-- begin --
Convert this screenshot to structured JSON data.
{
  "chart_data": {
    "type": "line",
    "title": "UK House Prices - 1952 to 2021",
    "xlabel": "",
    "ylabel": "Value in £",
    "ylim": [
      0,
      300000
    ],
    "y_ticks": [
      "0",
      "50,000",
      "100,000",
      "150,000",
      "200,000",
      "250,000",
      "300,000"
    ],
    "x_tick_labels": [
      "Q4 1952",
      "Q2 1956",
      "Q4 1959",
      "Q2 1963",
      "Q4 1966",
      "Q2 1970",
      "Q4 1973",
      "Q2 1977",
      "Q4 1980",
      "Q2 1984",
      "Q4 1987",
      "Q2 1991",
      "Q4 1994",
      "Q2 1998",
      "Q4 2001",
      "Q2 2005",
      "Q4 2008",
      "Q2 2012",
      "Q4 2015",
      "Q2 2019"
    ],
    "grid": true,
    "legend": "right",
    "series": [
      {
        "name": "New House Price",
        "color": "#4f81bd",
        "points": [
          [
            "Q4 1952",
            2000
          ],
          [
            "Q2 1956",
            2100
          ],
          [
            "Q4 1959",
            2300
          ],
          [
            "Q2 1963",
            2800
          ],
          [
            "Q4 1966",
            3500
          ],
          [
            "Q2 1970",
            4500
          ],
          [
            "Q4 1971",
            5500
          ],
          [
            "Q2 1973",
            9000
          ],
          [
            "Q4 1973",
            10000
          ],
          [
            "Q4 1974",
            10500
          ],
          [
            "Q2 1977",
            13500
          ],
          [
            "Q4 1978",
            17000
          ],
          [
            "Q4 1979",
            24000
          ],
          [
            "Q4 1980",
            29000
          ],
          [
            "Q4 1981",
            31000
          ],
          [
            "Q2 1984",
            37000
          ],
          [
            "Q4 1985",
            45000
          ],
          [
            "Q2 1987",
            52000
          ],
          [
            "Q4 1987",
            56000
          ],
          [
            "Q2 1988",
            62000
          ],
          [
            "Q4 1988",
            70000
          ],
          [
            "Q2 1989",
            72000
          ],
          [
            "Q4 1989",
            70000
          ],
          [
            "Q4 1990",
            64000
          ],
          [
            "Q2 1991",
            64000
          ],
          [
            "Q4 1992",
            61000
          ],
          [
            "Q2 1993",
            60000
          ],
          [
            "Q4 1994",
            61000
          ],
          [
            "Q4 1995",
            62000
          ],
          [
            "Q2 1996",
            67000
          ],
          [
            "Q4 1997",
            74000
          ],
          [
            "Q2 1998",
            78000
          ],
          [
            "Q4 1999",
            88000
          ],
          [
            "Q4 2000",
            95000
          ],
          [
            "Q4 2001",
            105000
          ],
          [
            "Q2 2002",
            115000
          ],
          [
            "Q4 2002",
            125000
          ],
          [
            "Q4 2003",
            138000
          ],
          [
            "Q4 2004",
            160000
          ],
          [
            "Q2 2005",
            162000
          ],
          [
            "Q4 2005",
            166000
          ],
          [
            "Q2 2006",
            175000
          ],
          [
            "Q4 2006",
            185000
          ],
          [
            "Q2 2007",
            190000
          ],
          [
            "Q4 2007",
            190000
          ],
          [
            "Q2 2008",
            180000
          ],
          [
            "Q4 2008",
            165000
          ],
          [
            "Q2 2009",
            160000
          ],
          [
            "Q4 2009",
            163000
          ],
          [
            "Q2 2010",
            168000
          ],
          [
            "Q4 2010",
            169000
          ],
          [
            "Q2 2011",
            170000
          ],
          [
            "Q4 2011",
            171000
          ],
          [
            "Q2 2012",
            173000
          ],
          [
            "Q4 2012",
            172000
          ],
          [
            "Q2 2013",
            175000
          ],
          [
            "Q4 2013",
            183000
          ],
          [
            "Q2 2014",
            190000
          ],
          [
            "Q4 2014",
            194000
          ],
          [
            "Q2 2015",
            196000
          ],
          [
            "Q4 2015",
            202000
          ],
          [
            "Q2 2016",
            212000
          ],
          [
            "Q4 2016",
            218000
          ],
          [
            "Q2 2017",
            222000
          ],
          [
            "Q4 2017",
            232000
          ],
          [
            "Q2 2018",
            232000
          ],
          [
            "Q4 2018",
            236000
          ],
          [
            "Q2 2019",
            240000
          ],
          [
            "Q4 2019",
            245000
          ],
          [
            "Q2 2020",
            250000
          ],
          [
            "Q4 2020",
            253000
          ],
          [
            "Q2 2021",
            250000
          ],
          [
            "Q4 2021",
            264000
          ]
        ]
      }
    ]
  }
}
-- end --
(SET EXERCISE): All of the entries above must be quoted exactly.

(FINAL RESULT):
Convert this screenshot to structured JSON data.
{
  "chart_data": {
    "type": "line",
    "title": "UK House Prices - 1952 to 2021",
    "xlabel": "",
    "ylabel": "Value in £",
    "ylim": [
      0,
      300000
    ],
    "y_ticks": [
      "0",
      "50,000",
      "100,000",
      "150,000",
      "200,000",
      "250,000",
      "300,000"
    ],
    "x_tick_labels": [
      "Q4 1952",
      "Q2 1956",
      "Q4 1959",
      "Q2 1963",
      "Q4 1966",
      "Q2 1970",
      "Q4 1973",
      "Q2 1977",
      "Q4 1980",
      "Q2 1984",
      "Q4 1987",
      "Q2 1991",
      "Q4 1994",
      "Q2 1998",
      "Q4 2001",
      "Q2 2005",
      "Q4 2008",
      "Q2 2012",
      "Q4 2015",
      "Q2 2019"
    ],
    "grid": true,
    "legend": "right",
    "series": [
      {
        "name": "New House Price",
        "color": "#4f81bd",
        "points": [
          [
            "Q4 1952",
            2000
          ],
          [
            "Q2 1956",
            2100
          ],
          [
            "Q4 1959",
            2300
          ],
          [
            "Q2 1963",
            2800
          ],
          [
            "Q4 1966",
            3500
          ],
          [
            "Q2 1970",
            4500
          ],
          [
            "Q4 1971",
            5500
          ],
          [
            "Q2 1973",
            9000
          ],
          [
            "Q4 1973",
            10000
          ],
          [
            "Q4 1974",
            10500
          ],
          [
            "Q2 1977",
            13500
          ],
          [
            "Q4 1978",
            17000
          ],
          [
            "Q4 1979",
            24000
          ],
          [
            "Q4 1980",
            29000
          ],
          [
            "Q4 1981",
            31000
          ],
          [
            "Q2 1984",
            37000
          ],
          [
            "Q4 1985",
            45000
          ],
          [
            "Q2 1987",
            52000
          ],
          [
            "Q4 1987",
            56000
          ],
          [
            "Q2 1988",
            62000
          ],
          [
            "Q4 1988",
            70000
          ],
          [
            "Q2 1989",
            72000
          ],
          [
            "Q4 1989",
            70000
          ],
          [
            "Q4 1990",
            64000
          ],
          [
            "Q2 1991",
            64000
          ],
          [
            "Q4 1992",
            61000
          ],
          [
            "Q2 1993",
            60000
          ],
          [
            "Q4 1994",
            61000
          ],
          [
            "Q4 1995",
            62000
          ],
          [
            "Q2 1996",
            67000
          ],
          [
            "Q4 1997",
            74000
          ],
          [
            "Q2 1998",
            78000
          ],
          [
            "Q4 1999",
            88000
          ],
          [
            "Q4 2000",
            95000
          ],
          [
            "Q4 2001",
            105000
          ],
          [
            "Q2 2002",
            115000
          ],
          [
            "Q4 2002",
            125000
          ],
          [
            "Q4 2003",
            138000
          ],
          [
            "Q4 2004",
            160000
          ],
          [
            "Q2 2005",
            162000
          ],
          [
            "Q4 2005",
            166000
          ],
          [
            "Q2 2006",
            175000
          ],
          [
            "Q4 2006",
            185000
          ],
          [
            "Q2 2007",
            190000
          ],
          [
            "Q4 2007",
            190000
          ],
          [
            "Q2 2008",
            180000
          ],
          [
            "Q4 2008",
            165000
          ],
          [
            "Q2 2009",
            160000
          ],
          [
            "Q4 2009",
            163000
          ],
          [
            "Q2 2010",
            168000
          ],
          [
            "Q4 2010",
            169000
          ],
          [
            "Q2 2011",
            170000
          ],
          [
            "Q4 2011",
            171000
          ],
          [
            "Q2 2012",
            173000
          ],
          [
            "Q4 2012",
            172000
          ],
          [
            "Q2 2013",
            175000
          ],
          [
            "Q4 2013",
            183000
          ],
          [
            "Q2 2014",
            190000
          ],
          [
            "Q4 2014",
            194000
          ],
          [
            "Q2 2015",
            196000
          ],
          [
            "Q4 2015",
            202000
          ],
          [
            "Q2 2016",
            212000
          ],
          [
            "Q4 2016",
            218000
          ],
          [
            "Q2 2017",
            222000
          ],
          [
            "Q4 2017",
            232000
          ],
          [
            "Q2 2018",
            232000
          ],
          [
            "Q4 2018",
            236000
          ],
          [
            "Q2 2019",
            240000
          ],
          [
            "Q4 2019",
            245000
          ],
          [
            "Q2 2020",
            250000
          ],
          [
            "Q4 2020",
            253000
          ],
          [
            "Q2 2021",
            250000
          ],
          [
            "Q4 2021",
            264000
          ]
        ]
      }
    ]
  }
}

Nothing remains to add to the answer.